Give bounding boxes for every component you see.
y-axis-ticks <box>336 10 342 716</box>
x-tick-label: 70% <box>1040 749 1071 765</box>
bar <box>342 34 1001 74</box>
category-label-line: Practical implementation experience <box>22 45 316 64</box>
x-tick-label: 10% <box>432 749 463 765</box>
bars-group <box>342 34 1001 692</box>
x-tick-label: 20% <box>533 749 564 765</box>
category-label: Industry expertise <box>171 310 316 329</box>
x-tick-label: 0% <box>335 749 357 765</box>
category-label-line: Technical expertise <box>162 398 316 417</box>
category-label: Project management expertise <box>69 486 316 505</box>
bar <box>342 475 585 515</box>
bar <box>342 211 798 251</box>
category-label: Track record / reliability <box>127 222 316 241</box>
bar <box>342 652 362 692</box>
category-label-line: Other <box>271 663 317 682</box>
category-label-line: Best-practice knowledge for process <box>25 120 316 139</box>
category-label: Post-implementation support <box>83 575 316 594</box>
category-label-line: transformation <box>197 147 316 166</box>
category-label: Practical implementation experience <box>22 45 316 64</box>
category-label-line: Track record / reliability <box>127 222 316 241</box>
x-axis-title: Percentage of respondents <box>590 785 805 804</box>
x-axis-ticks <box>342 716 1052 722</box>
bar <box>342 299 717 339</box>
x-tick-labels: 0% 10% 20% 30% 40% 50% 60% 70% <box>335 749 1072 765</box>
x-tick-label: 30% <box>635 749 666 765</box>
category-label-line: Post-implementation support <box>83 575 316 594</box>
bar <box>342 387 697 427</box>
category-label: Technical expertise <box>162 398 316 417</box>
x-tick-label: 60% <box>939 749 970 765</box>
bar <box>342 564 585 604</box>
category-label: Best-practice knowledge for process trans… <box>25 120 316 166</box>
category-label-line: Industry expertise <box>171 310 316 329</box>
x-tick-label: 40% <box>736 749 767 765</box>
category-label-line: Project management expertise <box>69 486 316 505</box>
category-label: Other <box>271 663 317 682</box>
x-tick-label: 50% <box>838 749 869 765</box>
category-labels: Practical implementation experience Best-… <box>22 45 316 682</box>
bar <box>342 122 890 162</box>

» Written problem:
Could you arrange every line of the listing above as a numbered list, leaving out any blank lines?

» In response:
1. Give bounding boxes for every component you see.
2. y-axis-ticks <box>336 10 342 716</box>
3. x-tick-label: 70% <box>1040 749 1071 765</box>
4. bar <box>342 34 1001 74</box>
5. category-label-line: Practical implementation experience <box>22 45 316 64</box>
6. x-tick-label: 10% <box>432 749 463 765</box>
7. bars-group <box>342 34 1001 692</box>
8. x-tick-label: 20% <box>533 749 564 765</box>
9. category-label: Industry expertise <box>171 310 316 329</box>
10. x-tick-label: 0% <box>335 749 357 765</box>
11. category-label-line: Technical expertise <box>162 398 316 417</box>
12. category-label: Project management expertise <box>69 486 316 505</box>
13. bar <box>342 475 585 515</box>
14. bar <box>342 211 798 251</box>
15. category-label: Track record / reliability <box>127 222 316 241</box>
16. bar <box>342 652 362 692</box>
17. category-label-line: Other <box>271 663 317 682</box>
18. category-label-line: Best-practice knowledge for process <box>25 120 316 139</box>
19. category-label: Post-implementation support <box>83 575 316 594</box>
20. category-label-line: transformation <box>197 147 316 166</box>
21. category-label: Practical implementation experience <box>22 45 316 64</box>
22. category-label-line: Track record / reliability <box>127 222 316 241</box>
23. x-axis-title: Percentage of respondents <box>590 785 805 804</box>
24. x-axis-ticks <box>342 716 1052 722</box>
25. bar <box>342 299 717 339</box>
26. x-tick-labels: 0% 10% 20% 30% 40% 50% 60% 70% <box>335 749 1072 765</box>
27. x-tick-label: 30% <box>635 749 666 765</box>
28. category-label-line: Post-implementation support <box>83 575 316 594</box>
29. bar <box>342 387 697 427</box>
30. category-label: Technical expertise <box>162 398 316 417</box>
31. x-tick-label: 60% <box>939 749 970 765</box>
32. bar <box>342 564 585 604</box>
33. category-label: Best-practice knowledge for process trans… <box>25 120 316 166</box>
34. category-label-line: Industry expertise <box>171 310 316 329</box>
35. x-tick-label: 40% <box>736 749 767 765</box>
36. category-label-line: Project management expertise <box>69 486 316 505</box>
37. category-label: Other <box>271 663 317 682</box>
38. x-tick-label: 50% <box>838 749 869 765</box>
39. category-labels: Practical implementation experience Best-… <box>22 45 316 682</box>
40. bar <box>342 122 890 162</box>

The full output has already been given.